WHAT THE TASK REQUIRES » Report how many lines contain the word "this", with no other text.
** START GIVEN ENTRIES **
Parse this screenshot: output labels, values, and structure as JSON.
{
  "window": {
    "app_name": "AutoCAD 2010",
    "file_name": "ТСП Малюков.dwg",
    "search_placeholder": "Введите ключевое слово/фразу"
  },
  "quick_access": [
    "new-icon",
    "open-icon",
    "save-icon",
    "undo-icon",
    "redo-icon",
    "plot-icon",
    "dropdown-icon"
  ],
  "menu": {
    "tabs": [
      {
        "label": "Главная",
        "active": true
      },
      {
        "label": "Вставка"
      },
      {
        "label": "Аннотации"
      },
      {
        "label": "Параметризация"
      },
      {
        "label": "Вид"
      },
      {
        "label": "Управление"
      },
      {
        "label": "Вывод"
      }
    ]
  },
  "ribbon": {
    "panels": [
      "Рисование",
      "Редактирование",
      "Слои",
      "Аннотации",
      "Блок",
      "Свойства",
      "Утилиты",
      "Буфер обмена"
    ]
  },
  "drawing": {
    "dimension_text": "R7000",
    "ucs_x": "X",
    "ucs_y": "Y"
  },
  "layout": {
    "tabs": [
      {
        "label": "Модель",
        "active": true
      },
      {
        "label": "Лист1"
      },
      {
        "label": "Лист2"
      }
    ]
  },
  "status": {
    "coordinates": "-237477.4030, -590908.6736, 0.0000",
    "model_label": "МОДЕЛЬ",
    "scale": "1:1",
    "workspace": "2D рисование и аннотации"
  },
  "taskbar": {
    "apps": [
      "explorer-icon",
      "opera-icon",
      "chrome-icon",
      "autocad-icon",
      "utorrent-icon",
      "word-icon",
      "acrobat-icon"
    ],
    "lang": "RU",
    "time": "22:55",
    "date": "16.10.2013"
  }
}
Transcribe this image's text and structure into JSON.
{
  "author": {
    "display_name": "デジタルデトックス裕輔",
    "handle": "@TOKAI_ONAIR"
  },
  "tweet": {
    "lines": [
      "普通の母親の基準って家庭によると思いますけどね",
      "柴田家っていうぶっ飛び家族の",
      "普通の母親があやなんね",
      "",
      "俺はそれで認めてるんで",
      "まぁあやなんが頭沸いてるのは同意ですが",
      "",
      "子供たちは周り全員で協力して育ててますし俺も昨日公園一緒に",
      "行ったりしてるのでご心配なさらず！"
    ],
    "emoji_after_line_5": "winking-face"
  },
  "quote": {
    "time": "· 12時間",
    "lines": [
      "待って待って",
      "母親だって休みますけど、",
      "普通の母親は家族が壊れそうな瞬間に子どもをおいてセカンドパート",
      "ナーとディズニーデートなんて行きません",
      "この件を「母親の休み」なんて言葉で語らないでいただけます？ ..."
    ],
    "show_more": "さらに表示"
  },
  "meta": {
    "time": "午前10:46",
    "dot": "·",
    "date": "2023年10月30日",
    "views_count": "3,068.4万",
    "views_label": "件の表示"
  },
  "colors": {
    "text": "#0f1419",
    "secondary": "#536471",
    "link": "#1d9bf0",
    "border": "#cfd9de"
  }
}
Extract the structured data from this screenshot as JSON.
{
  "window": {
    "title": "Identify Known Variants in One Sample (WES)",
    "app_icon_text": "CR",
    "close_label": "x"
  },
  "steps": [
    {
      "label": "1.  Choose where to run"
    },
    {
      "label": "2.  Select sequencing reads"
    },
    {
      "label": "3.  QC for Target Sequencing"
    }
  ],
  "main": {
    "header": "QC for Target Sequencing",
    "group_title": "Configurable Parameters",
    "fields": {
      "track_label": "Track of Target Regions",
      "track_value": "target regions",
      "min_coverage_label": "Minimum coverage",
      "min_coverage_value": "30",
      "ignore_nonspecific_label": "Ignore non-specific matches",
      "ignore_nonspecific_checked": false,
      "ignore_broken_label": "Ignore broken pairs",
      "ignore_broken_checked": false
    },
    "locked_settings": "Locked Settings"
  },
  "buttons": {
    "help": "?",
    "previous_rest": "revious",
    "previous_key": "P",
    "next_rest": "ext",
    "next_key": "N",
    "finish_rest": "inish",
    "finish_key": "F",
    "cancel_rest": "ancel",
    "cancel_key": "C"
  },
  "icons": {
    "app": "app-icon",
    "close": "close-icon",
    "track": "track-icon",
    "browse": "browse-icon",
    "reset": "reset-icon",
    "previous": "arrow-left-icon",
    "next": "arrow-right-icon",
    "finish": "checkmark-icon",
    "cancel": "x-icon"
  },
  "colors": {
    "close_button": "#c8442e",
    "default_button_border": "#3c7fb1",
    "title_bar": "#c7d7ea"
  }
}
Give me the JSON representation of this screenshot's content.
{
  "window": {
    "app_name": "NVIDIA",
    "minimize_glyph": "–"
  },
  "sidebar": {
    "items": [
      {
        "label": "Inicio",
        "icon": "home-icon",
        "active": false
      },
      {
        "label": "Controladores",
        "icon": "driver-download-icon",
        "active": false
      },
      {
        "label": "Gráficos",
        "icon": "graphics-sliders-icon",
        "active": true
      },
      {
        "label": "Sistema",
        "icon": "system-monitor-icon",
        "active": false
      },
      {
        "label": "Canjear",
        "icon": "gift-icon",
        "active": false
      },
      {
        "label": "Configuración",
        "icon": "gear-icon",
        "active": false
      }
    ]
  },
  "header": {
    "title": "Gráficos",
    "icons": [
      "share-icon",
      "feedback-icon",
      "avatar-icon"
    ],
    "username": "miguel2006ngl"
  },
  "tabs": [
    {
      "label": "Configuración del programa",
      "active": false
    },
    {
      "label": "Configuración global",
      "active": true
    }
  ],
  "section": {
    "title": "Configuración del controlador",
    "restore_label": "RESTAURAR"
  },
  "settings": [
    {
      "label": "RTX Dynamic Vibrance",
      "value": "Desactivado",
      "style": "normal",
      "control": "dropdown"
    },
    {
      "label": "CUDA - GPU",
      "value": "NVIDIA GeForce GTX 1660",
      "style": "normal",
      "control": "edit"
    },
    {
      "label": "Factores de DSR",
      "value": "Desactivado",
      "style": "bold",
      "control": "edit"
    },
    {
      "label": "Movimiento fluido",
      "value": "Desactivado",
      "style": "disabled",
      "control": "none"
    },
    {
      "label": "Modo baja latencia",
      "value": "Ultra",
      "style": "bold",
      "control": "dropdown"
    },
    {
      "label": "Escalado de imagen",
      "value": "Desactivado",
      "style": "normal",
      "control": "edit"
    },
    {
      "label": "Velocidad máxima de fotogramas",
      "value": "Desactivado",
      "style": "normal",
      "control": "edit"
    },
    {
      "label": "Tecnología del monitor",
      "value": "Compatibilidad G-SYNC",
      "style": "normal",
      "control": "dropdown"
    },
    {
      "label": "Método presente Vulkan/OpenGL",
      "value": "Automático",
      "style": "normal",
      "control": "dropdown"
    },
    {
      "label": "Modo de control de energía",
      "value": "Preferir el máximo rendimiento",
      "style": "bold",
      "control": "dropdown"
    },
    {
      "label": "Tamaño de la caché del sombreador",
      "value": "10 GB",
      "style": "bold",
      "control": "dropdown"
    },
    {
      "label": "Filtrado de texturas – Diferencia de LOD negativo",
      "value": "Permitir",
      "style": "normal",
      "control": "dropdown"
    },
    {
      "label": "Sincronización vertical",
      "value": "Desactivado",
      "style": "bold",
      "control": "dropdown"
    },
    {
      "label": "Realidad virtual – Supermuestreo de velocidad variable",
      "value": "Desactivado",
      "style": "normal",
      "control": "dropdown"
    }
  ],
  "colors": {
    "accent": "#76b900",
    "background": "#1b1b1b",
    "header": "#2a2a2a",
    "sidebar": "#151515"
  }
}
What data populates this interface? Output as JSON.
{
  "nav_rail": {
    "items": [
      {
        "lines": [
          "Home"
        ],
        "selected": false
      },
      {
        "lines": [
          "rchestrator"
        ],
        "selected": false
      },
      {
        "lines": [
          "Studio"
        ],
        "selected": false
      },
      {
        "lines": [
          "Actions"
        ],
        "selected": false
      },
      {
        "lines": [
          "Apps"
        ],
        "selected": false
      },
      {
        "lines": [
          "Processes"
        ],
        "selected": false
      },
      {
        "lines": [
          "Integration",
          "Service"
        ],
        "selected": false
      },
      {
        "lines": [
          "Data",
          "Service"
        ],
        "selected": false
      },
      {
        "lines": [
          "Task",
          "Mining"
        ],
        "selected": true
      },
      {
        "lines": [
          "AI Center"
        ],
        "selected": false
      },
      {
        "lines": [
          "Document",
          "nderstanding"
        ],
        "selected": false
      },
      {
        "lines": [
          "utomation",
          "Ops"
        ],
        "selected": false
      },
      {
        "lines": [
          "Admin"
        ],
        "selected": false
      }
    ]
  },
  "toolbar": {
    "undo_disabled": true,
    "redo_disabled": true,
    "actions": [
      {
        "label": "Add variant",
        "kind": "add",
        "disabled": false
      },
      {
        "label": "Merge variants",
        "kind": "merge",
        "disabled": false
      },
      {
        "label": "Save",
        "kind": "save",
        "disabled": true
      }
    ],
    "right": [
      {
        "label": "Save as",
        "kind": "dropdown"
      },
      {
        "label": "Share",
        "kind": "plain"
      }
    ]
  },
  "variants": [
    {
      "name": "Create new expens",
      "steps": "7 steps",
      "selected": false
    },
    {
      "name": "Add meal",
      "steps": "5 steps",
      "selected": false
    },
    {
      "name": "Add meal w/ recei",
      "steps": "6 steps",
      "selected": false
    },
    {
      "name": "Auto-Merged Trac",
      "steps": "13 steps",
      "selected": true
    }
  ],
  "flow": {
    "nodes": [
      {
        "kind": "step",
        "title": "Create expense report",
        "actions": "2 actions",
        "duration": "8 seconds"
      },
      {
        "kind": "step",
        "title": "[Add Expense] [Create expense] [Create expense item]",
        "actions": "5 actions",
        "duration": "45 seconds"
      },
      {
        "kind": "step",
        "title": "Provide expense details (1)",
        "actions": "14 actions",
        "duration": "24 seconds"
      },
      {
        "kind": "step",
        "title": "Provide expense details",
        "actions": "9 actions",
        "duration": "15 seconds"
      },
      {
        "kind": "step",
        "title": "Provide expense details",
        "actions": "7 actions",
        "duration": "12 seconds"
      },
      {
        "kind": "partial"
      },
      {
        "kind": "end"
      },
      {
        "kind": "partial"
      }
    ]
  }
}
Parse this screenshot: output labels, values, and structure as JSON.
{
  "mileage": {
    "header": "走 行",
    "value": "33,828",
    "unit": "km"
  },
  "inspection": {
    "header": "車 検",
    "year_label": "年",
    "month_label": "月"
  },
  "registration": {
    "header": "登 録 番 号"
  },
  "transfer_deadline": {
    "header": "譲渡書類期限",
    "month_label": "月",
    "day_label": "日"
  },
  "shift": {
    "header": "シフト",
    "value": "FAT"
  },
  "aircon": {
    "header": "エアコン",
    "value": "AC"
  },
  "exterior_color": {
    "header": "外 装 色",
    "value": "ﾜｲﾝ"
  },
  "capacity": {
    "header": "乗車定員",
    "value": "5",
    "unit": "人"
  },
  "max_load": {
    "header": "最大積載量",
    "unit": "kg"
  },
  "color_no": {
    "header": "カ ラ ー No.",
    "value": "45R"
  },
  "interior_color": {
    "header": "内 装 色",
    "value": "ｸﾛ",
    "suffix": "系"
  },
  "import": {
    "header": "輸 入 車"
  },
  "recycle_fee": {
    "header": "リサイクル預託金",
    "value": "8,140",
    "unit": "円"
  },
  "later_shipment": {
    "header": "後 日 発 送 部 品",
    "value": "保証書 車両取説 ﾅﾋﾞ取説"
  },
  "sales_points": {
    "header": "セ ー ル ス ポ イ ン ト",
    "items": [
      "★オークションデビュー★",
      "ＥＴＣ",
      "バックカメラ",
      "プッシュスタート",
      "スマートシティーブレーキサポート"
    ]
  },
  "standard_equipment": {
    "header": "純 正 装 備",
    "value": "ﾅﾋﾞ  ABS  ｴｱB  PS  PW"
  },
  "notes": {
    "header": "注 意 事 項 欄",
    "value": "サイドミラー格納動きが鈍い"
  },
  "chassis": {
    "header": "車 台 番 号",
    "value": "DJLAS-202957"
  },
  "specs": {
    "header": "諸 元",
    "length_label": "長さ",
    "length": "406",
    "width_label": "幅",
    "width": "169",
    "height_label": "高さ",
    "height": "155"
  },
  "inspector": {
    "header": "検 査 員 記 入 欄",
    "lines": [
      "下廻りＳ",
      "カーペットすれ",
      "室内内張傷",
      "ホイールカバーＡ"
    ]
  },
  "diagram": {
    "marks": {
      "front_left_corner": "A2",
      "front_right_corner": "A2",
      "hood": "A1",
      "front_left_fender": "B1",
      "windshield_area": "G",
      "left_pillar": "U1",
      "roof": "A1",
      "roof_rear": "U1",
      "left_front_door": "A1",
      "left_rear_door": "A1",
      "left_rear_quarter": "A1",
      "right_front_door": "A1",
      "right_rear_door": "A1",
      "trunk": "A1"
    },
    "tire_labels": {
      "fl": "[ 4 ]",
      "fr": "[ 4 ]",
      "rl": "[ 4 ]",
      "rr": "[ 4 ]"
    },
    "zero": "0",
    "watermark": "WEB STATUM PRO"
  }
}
** END GIVEN ENTRIES **
RESPONSE BELOW » 6